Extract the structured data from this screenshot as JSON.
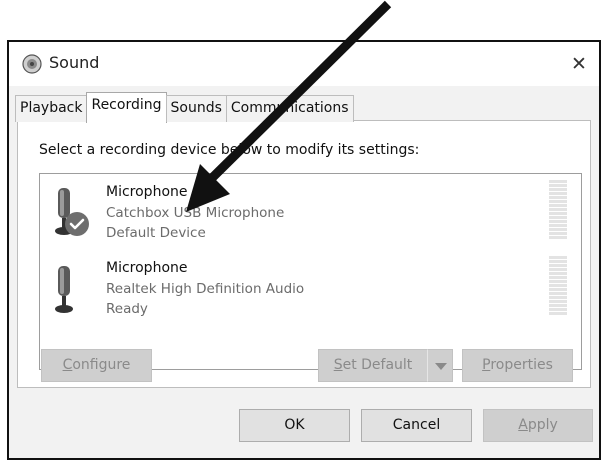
{
  "window": {
    "title": "Sound",
    "close_label": "✕"
  },
  "tabs": [
    {
      "label": "Playback",
      "active": false
    },
    {
      "label": "Recording",
      "active": true
    },
    {
      "label": "Sounds",
      "active": false
    },
    {
      "label": "Communications",
      "active": false
    }
  ],
  "instruction": "Select a recording device below to modify its settings:",
  "devices": [
    {
      "name": "Microphone",
      "description": "Catchbox USB Microphone",
      "status": "Default Device",
      "is_default": true,
      "icon": "microphone-icon"
    },
    {
      "name": "Microphone",
      "description": "Realtek High Definition Audio",
      "status": "Ready",
      "is_default": false,
      "icon": "microphone-icon"
    }
  ],
  "buttons": {
    "configure": {
      "label": "Configure",
      "mnemonic": "C",
      "rest": "onfigure",
      "enabled": false
    },
    "set_default": {
      "label": "Set Default",
      "mnemonic": "S",
      "rest": "et Default",
      "enabled": false
    },
    "properties": {
      "label": "Properties",
      "mnemonic": "P",
      "rest": "roperties",
      "enabled": false
    },
    "ok": {
      "label": "OK",
      "enabled": true
    },
    "cancel": {
      "label": "Cancel",
      "enabled": true
    },
    "apply": {
      "label": "Apply",
      "mnemonic": "A",
      "rest": "pply",
      "enabled": false
    }
  },
  "colors": {
    "default_check_badge": "#6e6e6e",
    "annotation_arrow": "#111111"
  }
}
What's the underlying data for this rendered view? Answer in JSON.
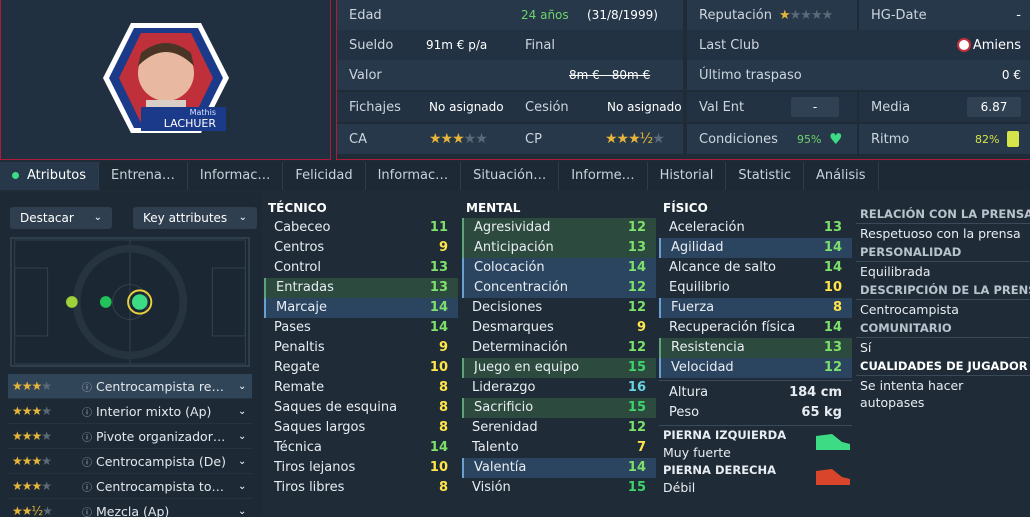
{
  "player": {
    "first": "Mathis",
    "last": "LACHUER"
  },
  "info": {
    "age_label": "Edad",
    "age": "24 años",
    "birth": "(31/8/1999)",
    "wage_label": "Sueldo",
    "wage": "91m € p/a",
    "final_label": "Final",
    "value_label": "Valor",
    "value": "8m € - 80m €",
    "signings_label": "Fichajes",
    "signings": "No asignado",
    "cesion_label": "Cesión",
    "cesion": "No asignado",
    "ca_label": "CA",
    "cp_label": "CP",
    "rep_label": "Reputación",
    "hg_label": "HG-Date",
    "hg": "-",
    "lastclub_label": "Last Club",
    "lastclub": "Amiens",
    "transfer_label": "Último traspaso",
    "transfer": "0 €",
    "valent_label": "Val Ent",
    "valent": "-",
    "media_label": "Media",
    "media": "6.87",
    "cond_label": "Condiciones",
    "cond": "95%",
    "ritmo_label": "Ritmo",
    "ritmo": "82%"
  },
  "tabs": [
    "Atributos",
    "Entrena…",
    "Informac…",
    "Felicidad",
    "Informac…",
    "Situación…",
    "Informe…",
    "Historial",
    "Statistic",
    "Análisis"
  ],
  "left": {
    "highlight": "Destacar",
    "key": "Key attributes"
  },
  "roles": [
    {
      "name": "Centrocampista re…",
      "stars": 3,
      "half": false
    },
    {
      "name": "Interior mixto (Ap)",
      "stars": 3,
      "half": false
    },
    {
      "name": "Pivote organizador…",
      "stars": 3,
      "half": false
    },
    {
      "name": "Centrocampista (De)",
      "stars": 3,
      "half": false
    },
    {
      "name": "Centrocampista to…",
      "stars": 3,
      "half": false
    },
    {
      "name": "Mezcla (Ap)",
      "stars": 2,
      "half": true
    }
  ],
  "tecnico": {
    "title": "TÉCNICO",
    "items": [
      [
        "Cabeceo",
        11
      ],
      [
        "Centros",
        9
      ],
      [
        "Control",
        13
      ],
      [
        "Entradas",
        13
      ],
      [
        "Marcaje",
        14
      ],
      [
        "Pases",
        14
      ],
      [
        "Penaltis",
        9
      ],
      [
        "Regate",
        10
      ],
      [
        "Remate",
        8
      ],
      [
        "Saques de esquina",
        8
      ],
      [
        "Saques largos",
        8
      ],
      [
        "Técnica",
        14
      ],
      [
        "Tiros lejanos",
        10
      ],
      [
        "Tiros libres",
        8
      ]
    ]
  },
  "mental": {
    "title": "MENTAL",
    "items": [
      [
        "Agresividad",
        12
      ],
      [
        "Anticipación",
        13
      ],
      [
        "Colocación",
        14
      ],
      [
        "Concentración",
        12
      ],
      [
        "Decisiones",
        12
      ],
      [
        "Desmarques",
        9
      ],
      [
        "Determinación",
        12
      ],
      [
        "Juego en equipo",
        15
      ],
      [
        "Liderazgo",
        16
      ],
      [
        "Sacrificio",
        15
      ],
      [
        "Serenidad",
        12
      ],
      [
        "Talento",
        7
      ],
      [
        "Valentía",
        14
      ],
      [
        "Visión",
        15
      ]
    ]
  },
  "fisico": {
    "title": "FÍSICO",
    "items": [
      [
        "Aceleración",
        13
      ],
      [
        "Agilidad",
        14
      ],
      [
        "Alcance de salto",
        14
      ],
      [
        "Equilibrio",
        10
      ],
      [
        "Fuerza",
        8
      ],
      [
        "Recuperación física",
        14
      ],
      [
        "Resistencia",
        13
      ],
      [
        "Velocidad",
        12
      ]
    ],
    "height_label": "Altura",
    "height": "184 cm",
    "weight_label": "Peso",
    "weight": "65 kg",
    "left_foot_label": "PIERNA IZQUIERDA",
    "left_foot": "Muy fuerte",
    "right_foot_label": "PIERNA DERECHA",
    "right_foot": "Débil"
  },
  "side": {
    "press_h": "RELACIÓN CON LA PRENSA",
    "press": "Respetuoso con la prensa",
    "pers_h": "PERSONALIDAD",
    "pers": "Equilibrada",
    "desc_h": "DESCRIPCIÓN DE LA PRENSA",
    "desc": "Centrocampista",
    "com_h": "COMUNITARIO",
    "com": "Sí",
    "qual_h": "CUALIDADES DE JUGADOR",
    "qual1": "Se intenta hacer",
    "qual2": "autopases"
  },
  "colors": {
    "accent": "#b01a3a",
    "good": "#3ddc84"
  }
}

◆ ◆ ◆ ◆

WHAT IS NEEDED: Check each line of the records for "data" and copy the ones that contain it.

RIGHT ANSWER:
Extract the structured data from this screenshot as JSON.
What's the underlying data for this rendered view? Answer in JSON.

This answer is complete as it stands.